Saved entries

[BEGIN]

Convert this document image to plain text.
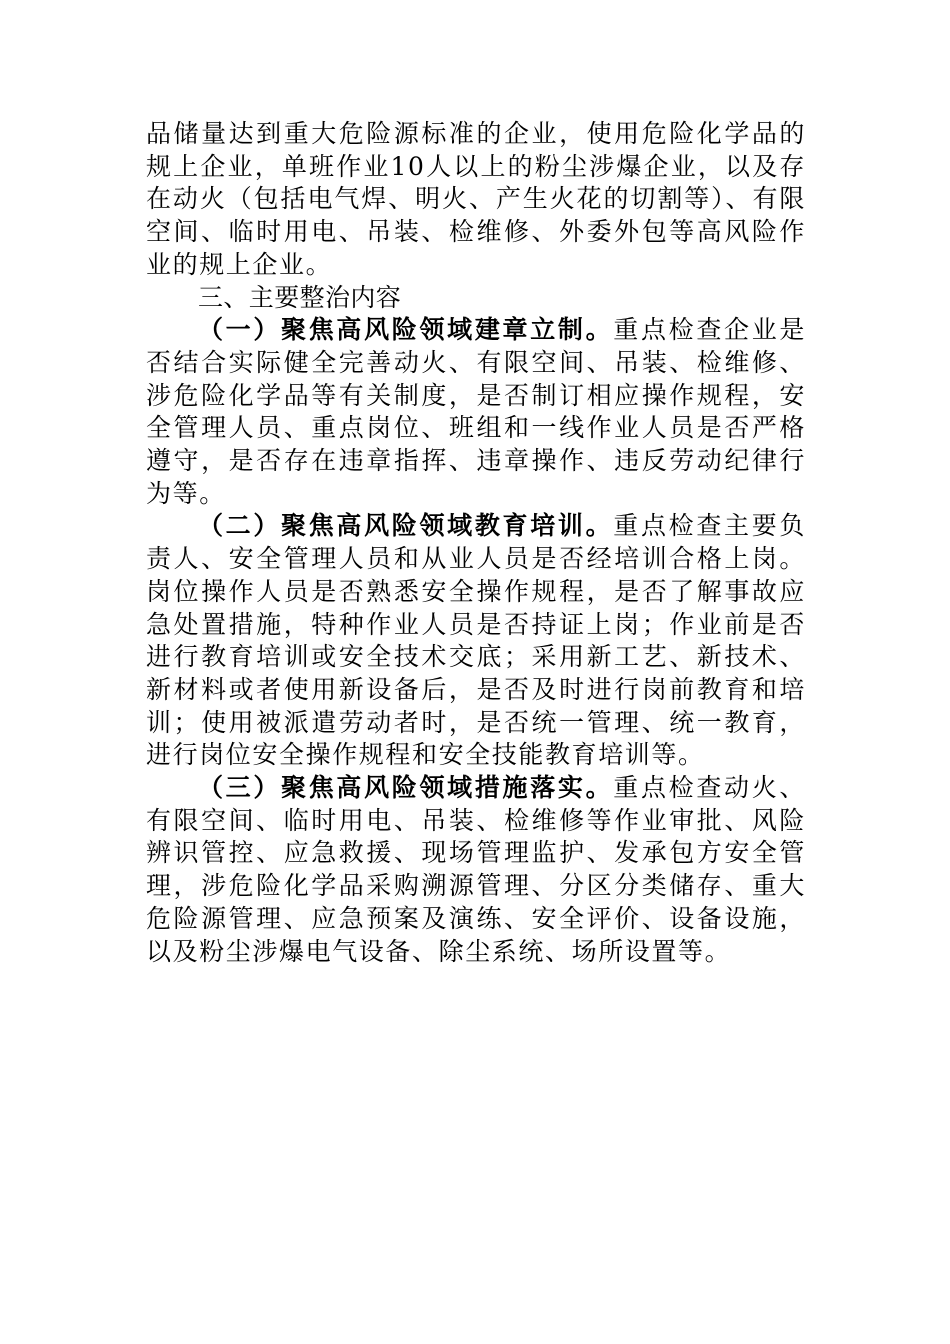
品储量达到重大危险源标准的企业，使用危险化学品的规上企业，单班作业10人以上的粉尘涉爆企业，以及存在动火（包括电气焊、明火、产生火花的切割等）、有限空间、临时用电、吊装、检维修、外委外包等高风险作业的规上企业。

三、主要整治内容

（一）聚焦高风险领域建章立制。重点检查企业是否结合实际健全完善动火、有限空间、吊装、检维修、涉危险化学品等有关制度，是否制订相应操作规程，安全管理人员、重点岗位、班组和一线作业人员是否严格遵守，是否存在违章指挥、违章操作、违反劳动纪律行为等。

（二）聚焦高风险领域教育培训。重点检查主要负责人、安全管理人员和从业人员是否经培训合格上岗。岗位操作人员是否熟悉安全操作规程，是否了解事故应急处置措施，特种作业人员是否持证上岗；作业前是否进行教育培训或安全技术交底；采用新工艺、新技术、新材料或者使用新设备后，是否及时进行岗前教育和培训；使用被派遣劳动者时，是否统一管理、统一教育，进行岗位安全操作规程和安全技能教育培训等。

（三）聚焦高风险领域措施落实。重点检查动火、有限空间、临时用电、吊装、检维修等作业审批、风险辨识管控、应急救援、现场管理监护、发承包方安全管理，涉危险化学品采购溯源管理、分区分类储存、重大危险源管理、应急预案及演练、安全评价、设备设施，以及粉尘涉爆电气设备、除尘系统、场所设置等。
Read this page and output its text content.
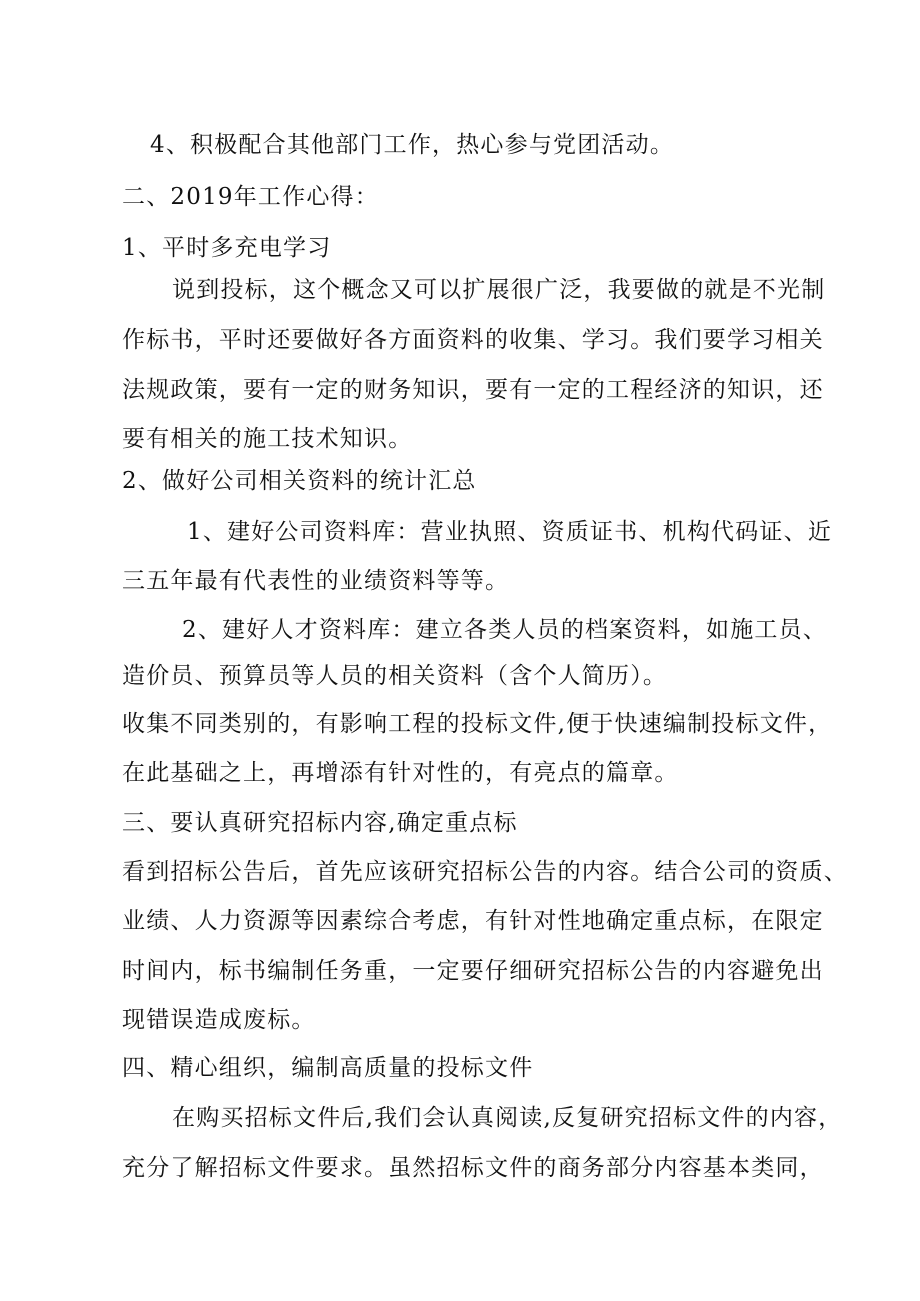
4、积极配合其他部门工作，热心参与党团活动。
二、2019年工作心得：
1、平时多充电学习
说到投标，这个概念又可以扩展很广泛，我要做的就是不光制
作标书，平时还要做好各方面资料的收集、学习。我们要学习相关
法规政策，要有一定的财务知识，要有一定的工程经济的知识，还
要有相关的施工技术知识。
2、做好公司相关资料的统计汇总
1、建好公司资料库：营业执照、资质证书、机构代码证、近
三五年最有代表性的业绩资料等等。
2、建好人才资料库：建立各类人员的档案资料，如施工员、
造价员、预算员等人员的相关资料（含个人简历）。
收集不同类别的，有影响工程的投标文件,便于快速编制投标文件，
在此基础之上，再增添有针对性的，有亮点的篇章。
三、要认真研究招标内容,确定重点标
看到招标公告后，首先应该研究招标公告的内容。结合公司的资质、
业绩、人力资源等因素综合考虑，有针对性地确定重点标，在限定
时间内，标书编制任务重，一定要仔细研究招标公告的内容避免出
现错误造成废标。
四、精心组织，编制高质量的投标文件
在购买招标文件后,我们会认真阅读,反复研究招标文件的内容，
充分了解招标文件要求。虽然招标文件的商务部分内容基本类同，
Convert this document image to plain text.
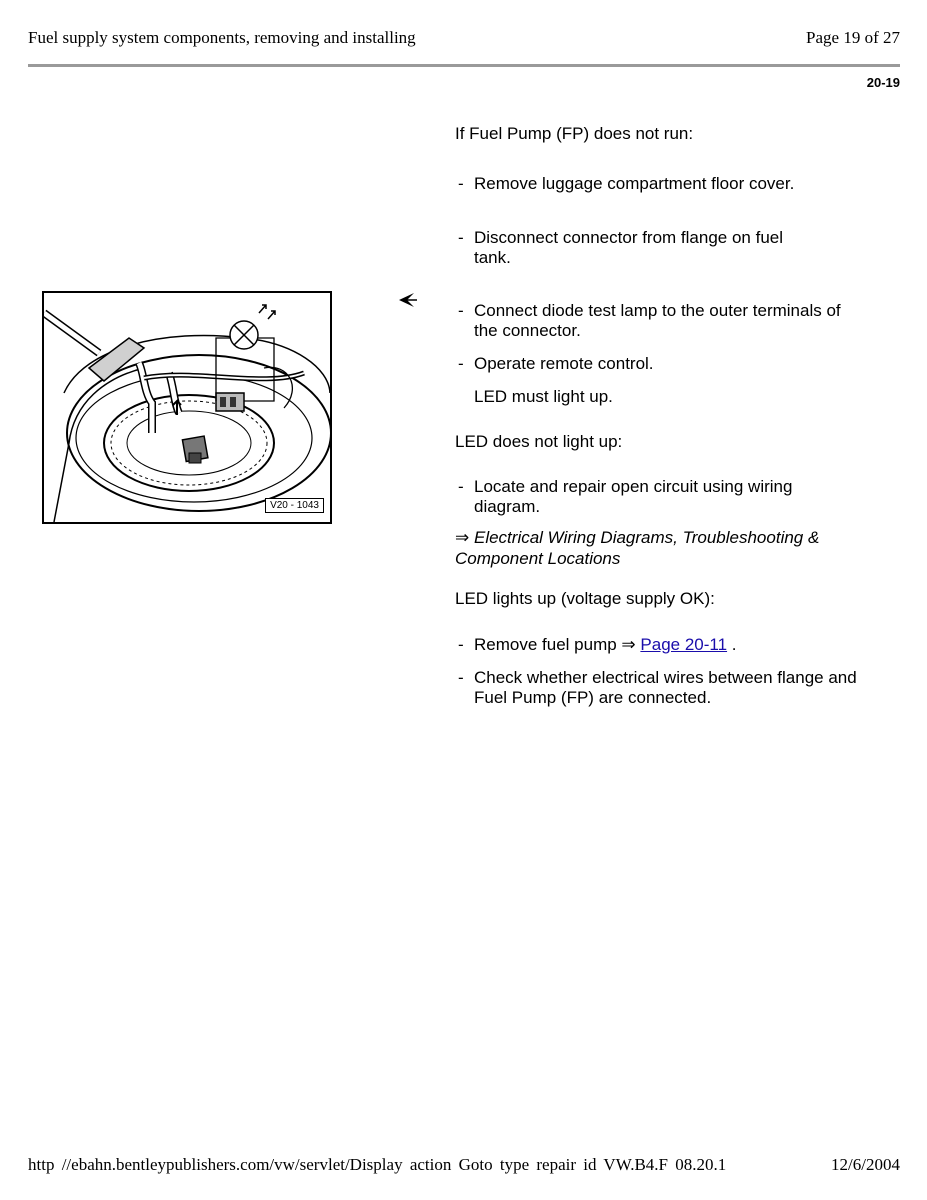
Fuel supply system components, removing and installing	Page 19 of 27
20-19
V20 - 1043
If Fuel Pump (FP) does not run:
- Remove luggage compartment floor cover.
- Disconnect connector from flange on fuel
tank.
- Connect diode test lamp to the outer terminals of
the connector.
- Operate remote control.
LED must light up.
LED does not light up:
- Locate and repair open circuit using wiring
diagram.
⇒ Electrical Wiring Diagrams, Troubleshooting &
Component Locations
LED lights up (voltage supply OK):
- Remove fuel pump ⇒ Page 20-11 .
- Check whether electrical wires between flange and
Fuel Pump (FP) are connected.
http //ebahn.bentleypublishers.com/vw/servlet/Display action Goto type repair id VW.B4.F 08.20.1	12/6/2004
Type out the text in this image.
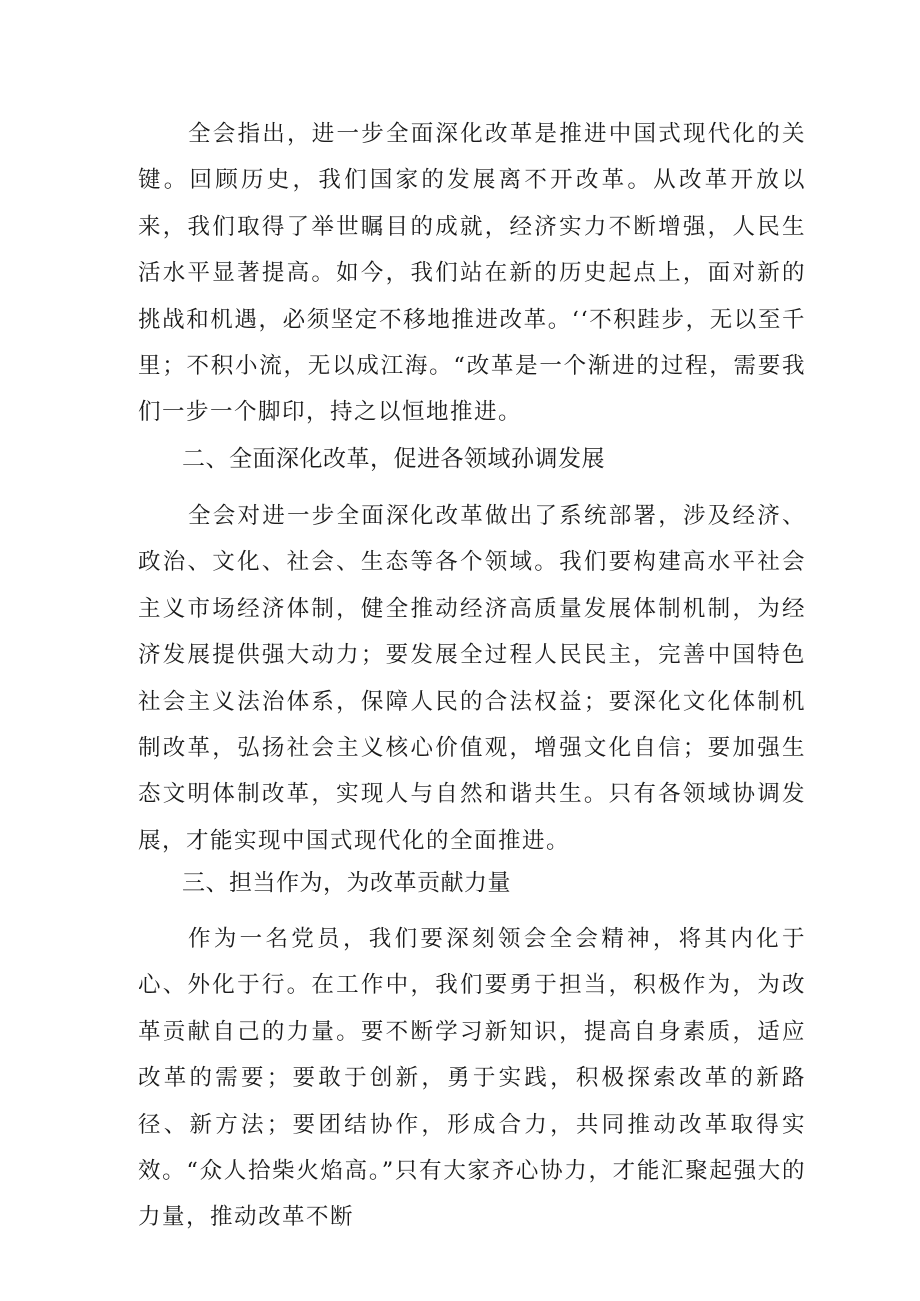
全会指出，进一步全面深化改革是推进中国式现代化的关键。回顾历史，我们国家的发展离不开改革。从改革开放以来，我们取得了举世瞩目的成就，经济实力不断增强，人民生活水平显著提高。如今，我们站在新的历史起点上，面对新的挑战和机遇，必须坚定不移地推进改革。‘‘不积跬步，无以至千里；不积小流，无以成江海。“改革是一个渐进的过程，需要我们一步一个脚印，持之以恒地推进。

二、全面深化改革，促进各领域孙调发展

全会对进一步全面深化改革做出了系统部署，涉及经济、政治、文化、社会、生态等各个领域。我们要构建高水平社会主义市场经济体制，健全推动经济高质量发展体制机制，为经济发展提供强大动力；要发展全过程人民民主，完善中国特色社会主义法治体系，保障人民的合法权益；要深化文化体制机制改革，弘扬社会主义核心价值观，增强文化自信；要加强生态文明体制改革，实现人与自然和谐共生。只有各领域协调发展，才能实现中国式现代化的全面推进。

三、担当作为，为改革贡献力量

作为一名党员，我们要深刻领会全会精神，将其内化于心、外化于行。在工作中，我们要勇于担当，积极作为，为改革贡献自己的力量。要不断学习新知识，提高自身素质，适应改革的需要；要敢于创新，勇于实践，积极探索改革的新路径、新方法；要团结协作，形成合力，共同推动改革取得实效。“众人拾柴火焰高。”只有大家齐心协力，才能汇聚起强大的力量，推动改革不断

[END]

Reproduce the full material exactly, excluding the pictures.

Convert this document image to plain text.
品储量达到重大危险源标准的企业，使用危险化学品的规上企业，单班作业10人以上的粉尘涉爆企业，以及存在动火（包括电气焊、明火、产生火花的切割等）、有限空间、临时用电、吊装、检维修、外委外包等高风险作业的规上企业。

三、主要整治内容

（一）聚焦高风险领域建章立制。重点检查企业是否结合实际健全完善动火、有限空间、吊装、检维修、涉危险化学品等有关制度，是否制订相应操作规程，安全管理人员、重点岗位、班组和一线作业人员是否严格遵守，是否存在违章指挥、违章操作、违反劳动纪律行为等。

（二）聚焦高风险领域教育培训。重点检查主要负责人、安全管理人员和从业人员是否经培训合格上岗。岗位操作人员是否熟悉安全操作规程，是否了解事故应急处置措施，特种作业人员是否持证上岗；作业前是否进行教育培训或安全技术交底；采用新工艺、新技术、新材料或者使用新设备后，是否及时进行岗前教育和培训；使用被派遣劳动者时，是否统一管理、统一教育，进行岗位安全操作规程和安全技能教育培训等。

（三）聚焦高风险领域措施落实。重点检查动火、有限空间、临时用电、吊装、检维修等作业审批、风险辨识管控、应急救援、现场管理监护、发承包方安全管理，涉危险化学品采购溯源管理、分区分类储存、重大危险源管理、应急预案及演练、安全评价、设备设施，以及粉尘涉爆电气设备、除尘系统、场所设置等。
Read this page and output its text content.
4、积极配合其他部门工作，热心参与党团活动。
二、2019年工作心得：
1、平时多充电学习
说到投标，这个概念又可以扩展很广泛，我要做的就是不光制
作标书，平时还要做好各方面资料的收集、学习。我们要学习相关
法规政策，要有一定的财务知识，要有一定的工程经济的知识，还
要有相关的施工技术知识。
2、做好公司相关资料的统计汇总
1、建好公司资料库：营业执照、资质证书、机构代码证、近
三五年最有代表性的业绩资料等等。
2、建好人才资料库：建立各类人员的档案资料，如施工员、
造价员、预算员等人员的相关资料（含个人简历）。
收集不同类别的，有影响工程的投标文件,便于快速编制投标文件，
在此基础之上，再增添有针对性的，有亮点的篇章。
三、要认真研究招标内容,确定重点标
看到招标公告后，首先应该研究招标公告的内容。结合公司的资质、
业绩、人力资源等因素综合考虑，有针对性地确定重点标，在限定
时间内，标书编制任务重，一定要仔细研究招标公告的内容避免出
现错误造成废标。
四、精心组织，编制高质量的投标文件
在购买招标文件后,我们会认真阅读,反复研究招标文件的内容，
充分了解招标文件要求。虽然招标文件的商务部分内容基本类同，
Convert this document image to plain text.
Fuel supply system components, removing and installing	Page 19 of 27
20-19
V20 - 1043
If Fuel Pump (FP) does not run:
- Remove luggage compartment floor cover.
- Disconnect connector from flange on fuel
tank.
- Connect diode test lamp to the outer terminals of
the connector.
- Operate remote control.
LED must light up.
LED does not light up:
- Locate and repair open circuit using wiring
diagram.
⇒ Electrical Wiring Diagrams, Troubleshooting &
Component Locations
LED lights up (voltage supply OK):
- Remove fuel pump ⇒ Page 20-11 .
- Check whether electrical wires between flange and
Fuel Pump (FP) are connected.
http //ebahn.bentleypublishers.com/vw/servlet/Display action Goto type repair id VW.B4.F 08.20.1	12/6/2004
Type out the text in this image.
全会指出，进一步全面深化改革是推进中国式现代化的关键。回顾历史，我们国家的发展离不开改革。从改革开放以来，我们取得了举世瞩目的成就，经济实力不断增强，人民生活水平显著提高。如今，我们站在新的历史起点上，面对新的挑战和机遇，必须坚定不移地推进改革。‘‘不积跬步，无以至千里；不积小流，无以成江海。“改革是一个渐进的过程，需要我们一步一个脚印，持之以恒地推进。

二、全面深化改革，促进各领域孙调发展

全会对进一步全面深化改革做出了系统部署，涉及经济、政治、文化、社会、生态等各个领域。我们要构建高水平社会主义市场经济体制，健全推动经济高质量发展体制机制，为经济发展提供强大动力；要发展全过程人民民主，完善中国特色社会主义法治体系，保障人民的合法权益；要深化文化体制机制改革，弘扬社会主义核心价值观，增强文化自信；要加强生态文明体制改革，实现人与自然和谐共生。只有各领域协调发展，才能实现中国式现代化的全面推进。

三、担当作为，为改革贡献力量

作为一名党员，我们要深刻领会全会精神，将其内化于心、外化于行。在工作中，我们要勇于担当，积极作为，为改革贡献自己的力量。要不断学习新知识，提高自身素质，适应改革的需要；要敢于创新，勇于实践，积极探索改革的新路径、新方法；要团结协作，形成合力，共同推动改革取得实效。“众人拾柴火焰高。”只有大家齐心协力，才能汇聚起强大的力量，推动改革不断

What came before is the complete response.